Search the records for "远程运维平台". Copy every line where it appears.

### Supplied records ###

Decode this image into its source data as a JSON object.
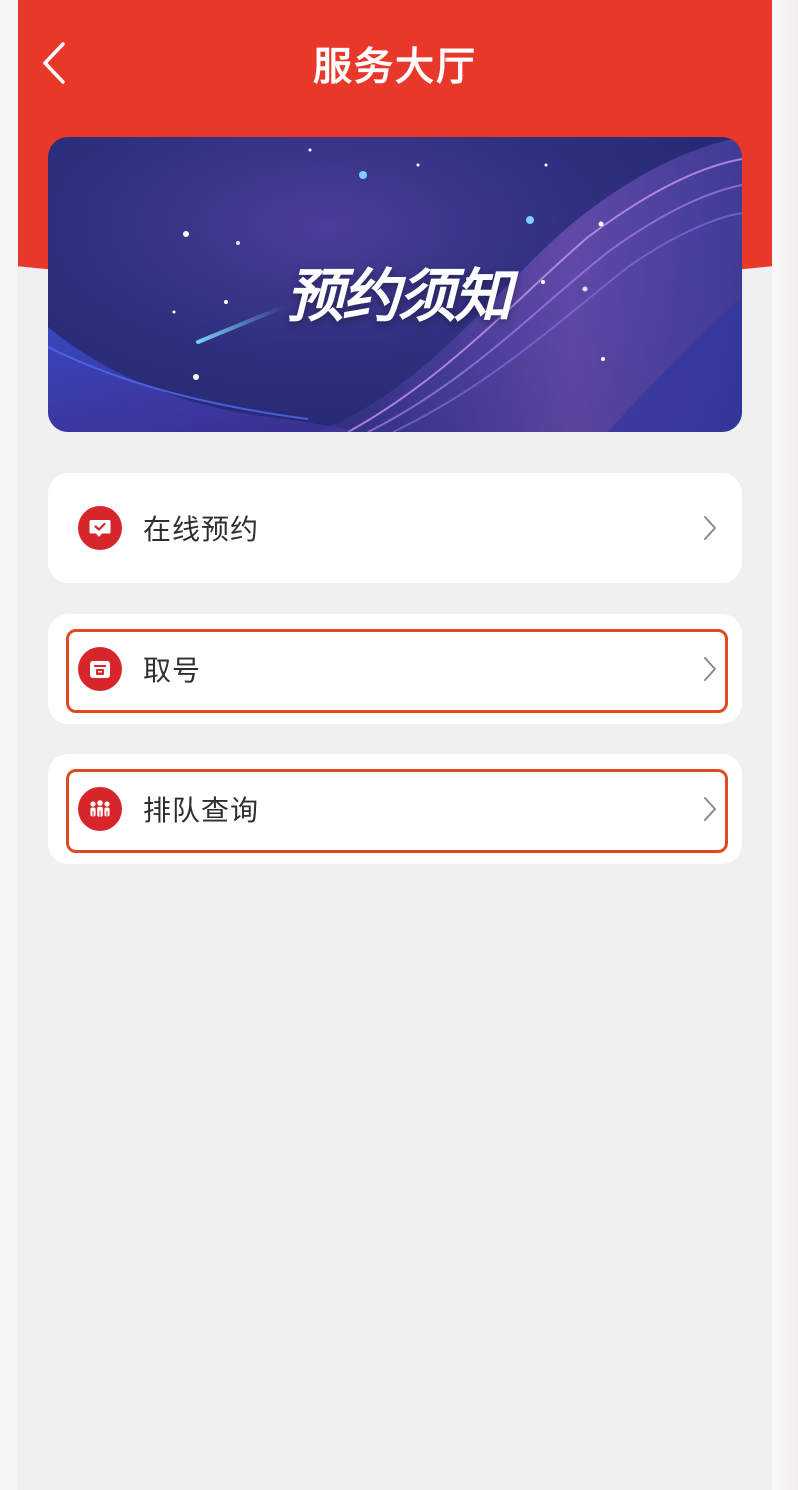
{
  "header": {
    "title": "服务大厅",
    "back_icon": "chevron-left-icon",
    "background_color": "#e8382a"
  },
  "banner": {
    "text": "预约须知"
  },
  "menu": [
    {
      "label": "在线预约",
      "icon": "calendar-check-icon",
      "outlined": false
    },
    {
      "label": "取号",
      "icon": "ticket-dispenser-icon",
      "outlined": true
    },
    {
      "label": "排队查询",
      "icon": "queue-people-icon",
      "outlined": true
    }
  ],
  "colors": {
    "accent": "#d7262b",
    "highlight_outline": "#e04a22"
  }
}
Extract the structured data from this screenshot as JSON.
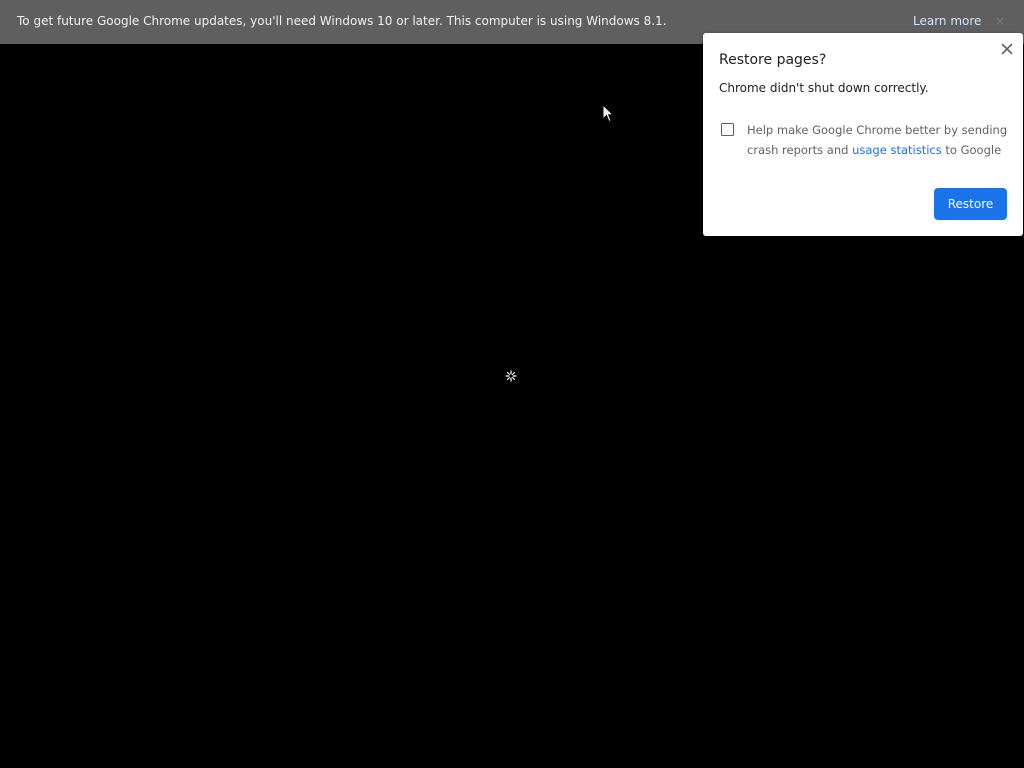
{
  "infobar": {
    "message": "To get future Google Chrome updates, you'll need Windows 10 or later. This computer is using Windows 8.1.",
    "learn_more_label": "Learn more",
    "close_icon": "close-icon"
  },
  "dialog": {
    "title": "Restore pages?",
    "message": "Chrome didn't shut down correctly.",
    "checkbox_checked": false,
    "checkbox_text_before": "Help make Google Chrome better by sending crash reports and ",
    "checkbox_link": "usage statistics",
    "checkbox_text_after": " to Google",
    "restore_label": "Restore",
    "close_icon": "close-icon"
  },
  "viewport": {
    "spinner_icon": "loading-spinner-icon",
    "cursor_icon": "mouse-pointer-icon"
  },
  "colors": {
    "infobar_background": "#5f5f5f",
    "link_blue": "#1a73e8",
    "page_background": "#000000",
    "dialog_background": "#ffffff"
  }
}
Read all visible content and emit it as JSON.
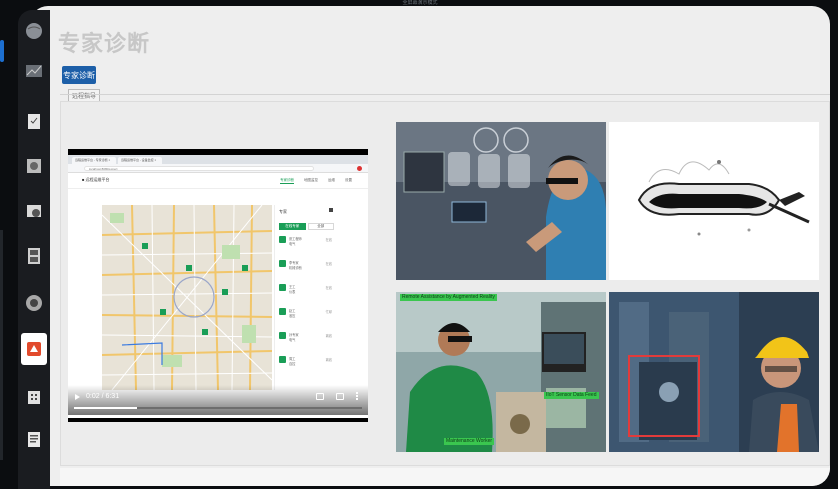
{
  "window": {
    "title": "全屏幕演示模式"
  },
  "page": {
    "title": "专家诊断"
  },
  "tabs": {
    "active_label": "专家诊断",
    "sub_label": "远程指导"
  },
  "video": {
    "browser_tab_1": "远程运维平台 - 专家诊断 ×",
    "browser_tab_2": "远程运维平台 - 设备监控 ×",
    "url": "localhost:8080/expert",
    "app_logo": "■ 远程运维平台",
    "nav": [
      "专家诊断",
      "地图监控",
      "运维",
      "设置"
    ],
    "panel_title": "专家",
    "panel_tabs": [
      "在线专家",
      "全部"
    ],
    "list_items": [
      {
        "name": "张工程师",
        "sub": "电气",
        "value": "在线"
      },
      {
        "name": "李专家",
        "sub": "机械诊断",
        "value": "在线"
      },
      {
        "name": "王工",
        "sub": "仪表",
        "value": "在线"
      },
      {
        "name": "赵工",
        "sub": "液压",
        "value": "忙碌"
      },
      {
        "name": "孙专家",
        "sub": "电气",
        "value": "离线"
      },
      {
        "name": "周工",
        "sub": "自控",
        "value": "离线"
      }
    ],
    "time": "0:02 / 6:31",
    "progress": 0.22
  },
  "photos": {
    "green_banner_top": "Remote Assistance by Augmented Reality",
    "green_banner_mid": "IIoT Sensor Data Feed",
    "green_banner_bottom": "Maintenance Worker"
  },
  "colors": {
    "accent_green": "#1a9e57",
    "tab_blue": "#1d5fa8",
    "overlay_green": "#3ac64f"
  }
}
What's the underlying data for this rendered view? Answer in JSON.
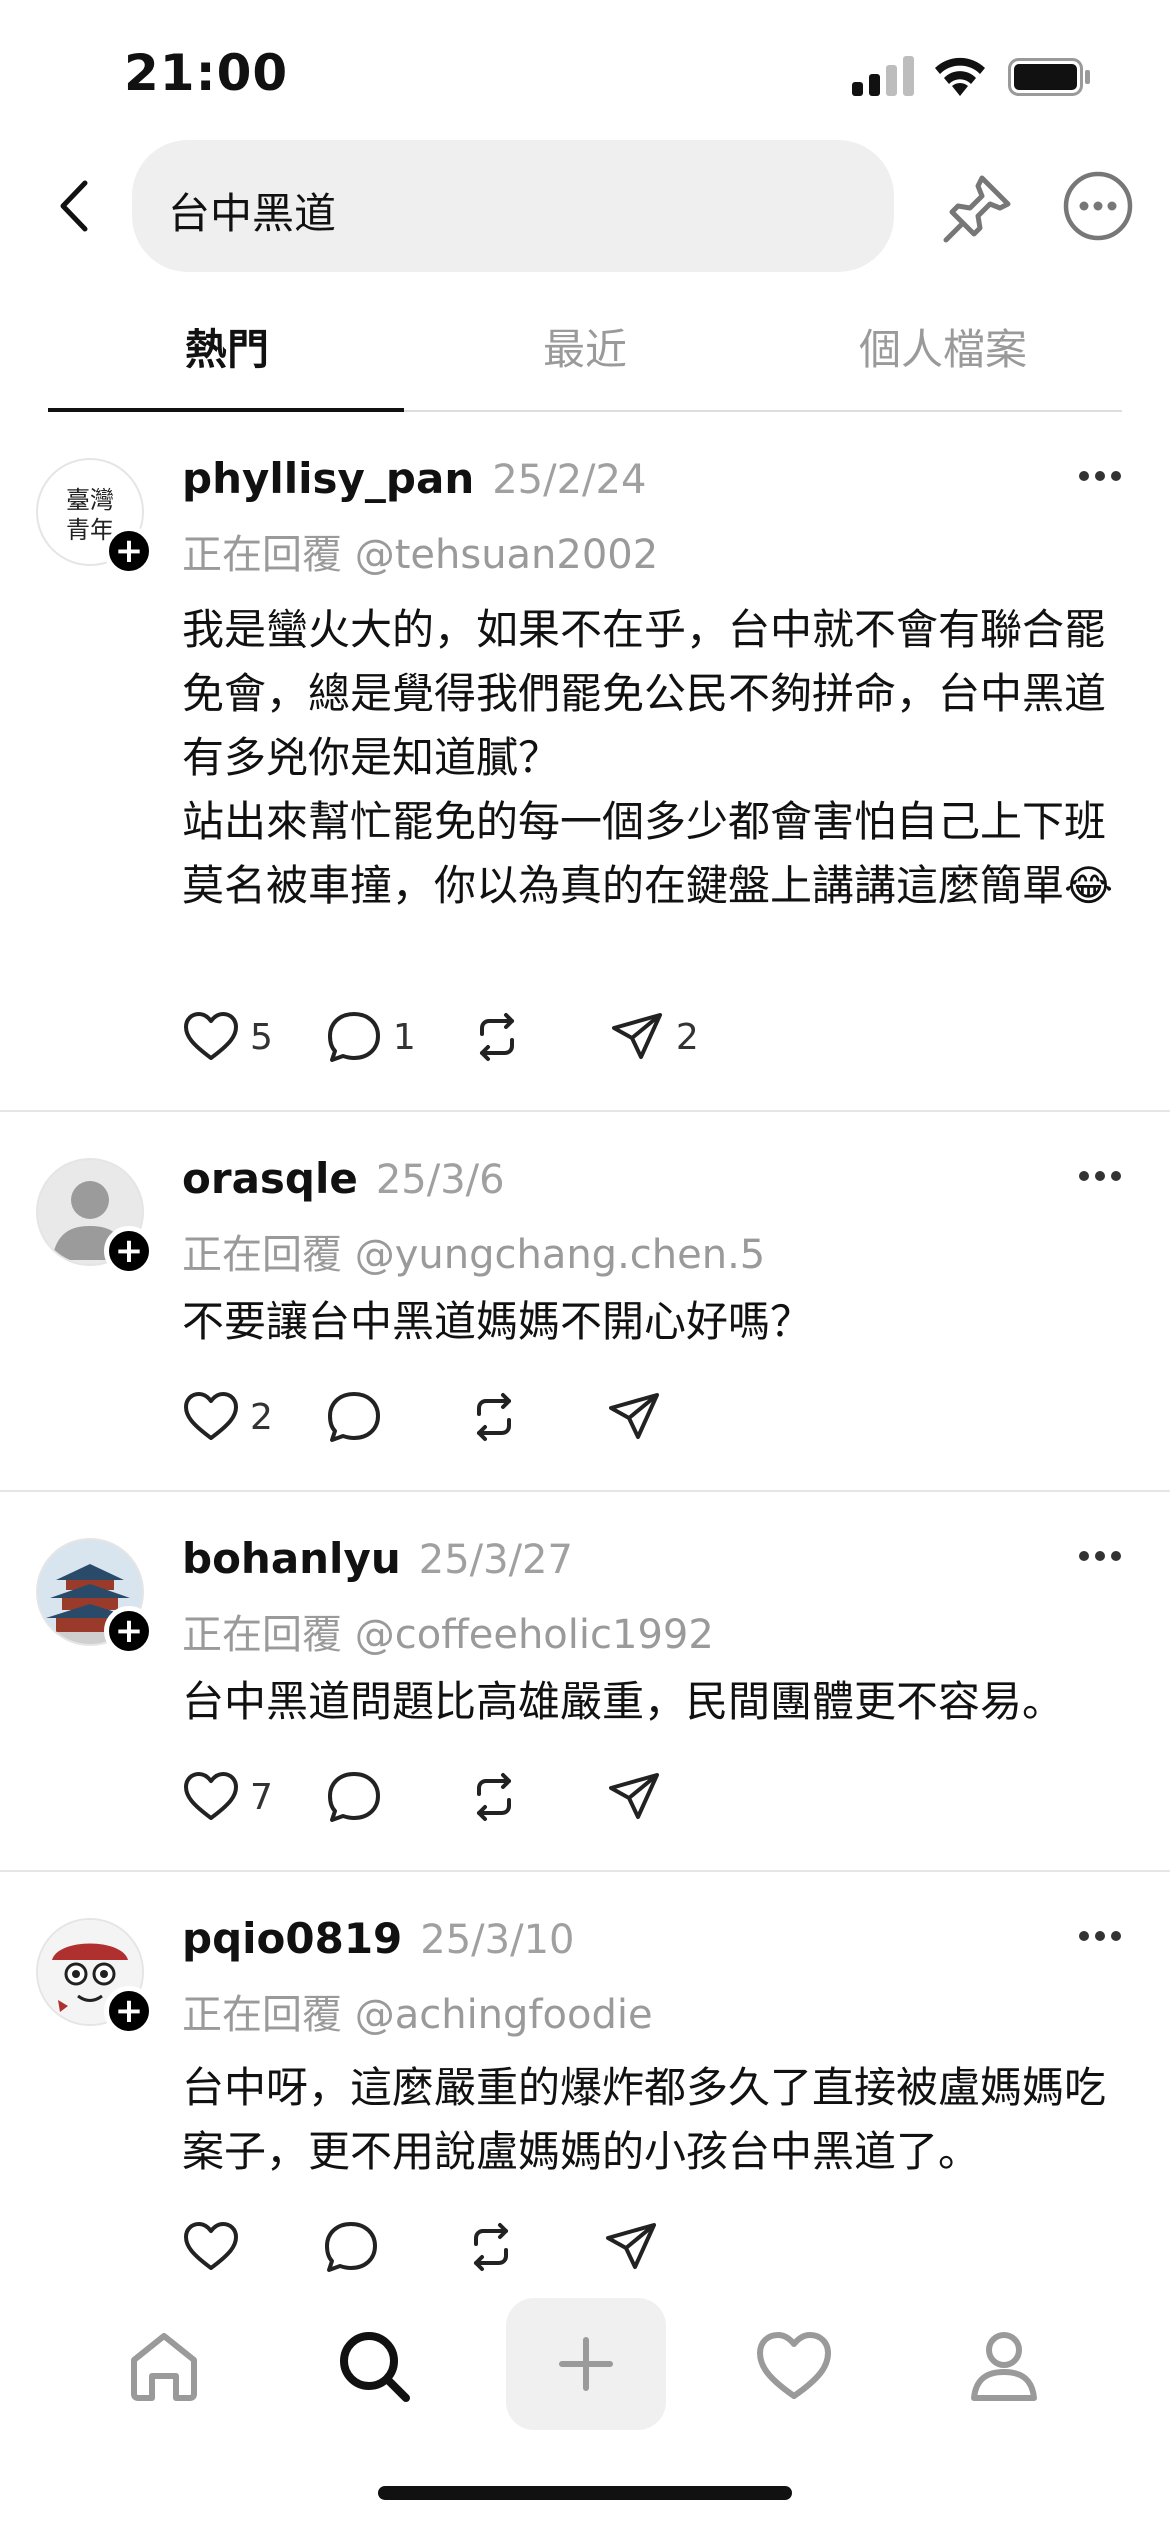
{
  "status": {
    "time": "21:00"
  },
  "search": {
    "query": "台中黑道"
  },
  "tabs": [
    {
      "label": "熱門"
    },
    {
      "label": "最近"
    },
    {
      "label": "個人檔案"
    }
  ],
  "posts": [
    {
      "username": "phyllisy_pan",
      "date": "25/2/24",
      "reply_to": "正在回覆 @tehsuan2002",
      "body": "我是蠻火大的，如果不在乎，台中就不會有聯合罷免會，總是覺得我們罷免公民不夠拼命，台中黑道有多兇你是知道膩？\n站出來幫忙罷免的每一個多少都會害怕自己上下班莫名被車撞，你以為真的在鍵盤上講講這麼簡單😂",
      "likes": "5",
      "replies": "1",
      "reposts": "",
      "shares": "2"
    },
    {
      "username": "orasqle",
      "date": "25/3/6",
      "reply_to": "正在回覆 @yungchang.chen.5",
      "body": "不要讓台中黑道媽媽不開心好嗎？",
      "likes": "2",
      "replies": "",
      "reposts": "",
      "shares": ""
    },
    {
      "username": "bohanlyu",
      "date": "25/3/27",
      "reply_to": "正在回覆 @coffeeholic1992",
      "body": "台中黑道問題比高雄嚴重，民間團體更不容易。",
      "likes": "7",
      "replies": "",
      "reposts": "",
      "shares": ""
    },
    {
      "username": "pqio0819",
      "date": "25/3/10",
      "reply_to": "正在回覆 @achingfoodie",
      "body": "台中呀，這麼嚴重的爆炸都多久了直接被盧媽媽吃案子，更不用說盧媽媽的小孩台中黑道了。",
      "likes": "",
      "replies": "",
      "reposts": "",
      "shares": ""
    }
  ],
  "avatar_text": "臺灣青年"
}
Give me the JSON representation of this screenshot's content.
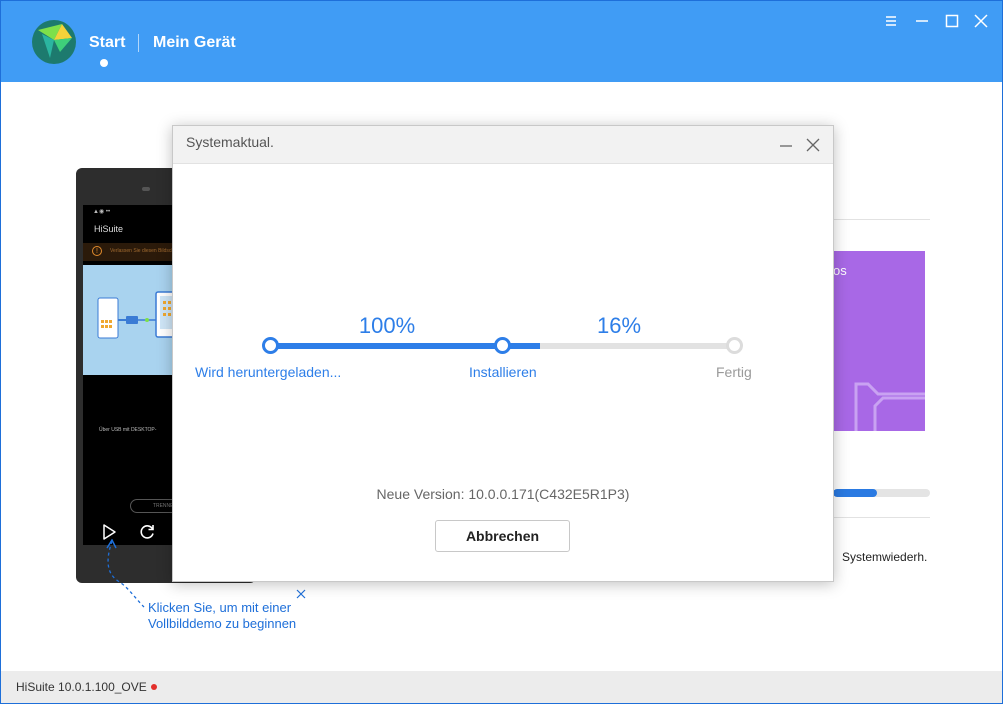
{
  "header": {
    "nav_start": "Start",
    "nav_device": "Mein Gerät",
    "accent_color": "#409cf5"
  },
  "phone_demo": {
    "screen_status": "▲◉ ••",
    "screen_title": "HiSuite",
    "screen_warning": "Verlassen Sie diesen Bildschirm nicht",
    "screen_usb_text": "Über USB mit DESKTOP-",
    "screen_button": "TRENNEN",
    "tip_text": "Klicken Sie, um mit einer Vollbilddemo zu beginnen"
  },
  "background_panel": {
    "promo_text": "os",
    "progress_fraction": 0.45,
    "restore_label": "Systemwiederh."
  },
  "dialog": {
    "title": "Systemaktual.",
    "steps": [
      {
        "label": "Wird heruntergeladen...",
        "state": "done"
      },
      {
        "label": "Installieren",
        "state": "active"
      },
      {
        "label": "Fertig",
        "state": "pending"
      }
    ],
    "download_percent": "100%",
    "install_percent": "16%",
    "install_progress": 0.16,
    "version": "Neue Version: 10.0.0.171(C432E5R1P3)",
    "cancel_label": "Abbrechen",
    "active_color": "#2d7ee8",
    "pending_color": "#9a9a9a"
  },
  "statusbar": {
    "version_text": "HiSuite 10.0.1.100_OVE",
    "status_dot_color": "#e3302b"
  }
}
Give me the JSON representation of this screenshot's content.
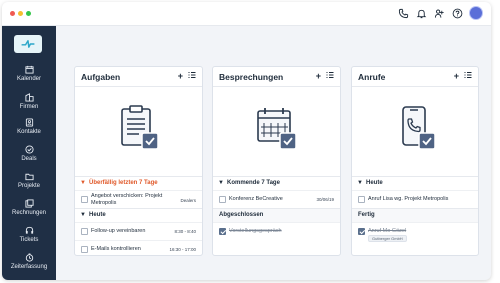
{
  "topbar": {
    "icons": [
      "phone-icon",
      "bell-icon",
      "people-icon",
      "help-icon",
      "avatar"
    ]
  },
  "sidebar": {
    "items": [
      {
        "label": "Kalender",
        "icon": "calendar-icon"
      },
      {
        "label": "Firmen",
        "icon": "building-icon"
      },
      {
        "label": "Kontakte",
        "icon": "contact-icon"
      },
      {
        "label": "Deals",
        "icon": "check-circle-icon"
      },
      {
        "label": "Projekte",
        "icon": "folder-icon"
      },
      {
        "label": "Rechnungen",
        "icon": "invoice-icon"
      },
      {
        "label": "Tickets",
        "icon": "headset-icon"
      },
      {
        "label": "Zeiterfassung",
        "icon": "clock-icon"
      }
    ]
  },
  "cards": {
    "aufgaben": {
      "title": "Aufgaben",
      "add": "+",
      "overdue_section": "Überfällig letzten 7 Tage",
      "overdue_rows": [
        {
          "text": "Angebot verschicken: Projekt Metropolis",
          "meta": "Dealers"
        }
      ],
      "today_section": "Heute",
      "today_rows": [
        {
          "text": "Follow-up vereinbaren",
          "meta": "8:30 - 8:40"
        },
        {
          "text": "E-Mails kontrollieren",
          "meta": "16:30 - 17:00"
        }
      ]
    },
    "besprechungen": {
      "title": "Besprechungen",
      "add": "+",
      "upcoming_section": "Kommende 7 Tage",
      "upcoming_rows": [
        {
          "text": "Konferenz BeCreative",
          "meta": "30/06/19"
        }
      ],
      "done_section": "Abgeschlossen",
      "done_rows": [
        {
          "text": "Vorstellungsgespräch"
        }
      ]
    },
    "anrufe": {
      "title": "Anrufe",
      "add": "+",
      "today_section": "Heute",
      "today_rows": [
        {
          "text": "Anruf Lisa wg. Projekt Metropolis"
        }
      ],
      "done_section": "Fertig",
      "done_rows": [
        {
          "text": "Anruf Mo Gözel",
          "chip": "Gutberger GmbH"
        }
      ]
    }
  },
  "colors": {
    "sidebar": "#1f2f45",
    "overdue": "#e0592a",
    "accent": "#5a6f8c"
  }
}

###

The response.
    "browser_tab_1": "远程运维平台 - 专家诊断 ×",
    "browser_tab_2": "远程运维平台 - 设备监控 ×",
    "app_logo": "■ 远程运维平台",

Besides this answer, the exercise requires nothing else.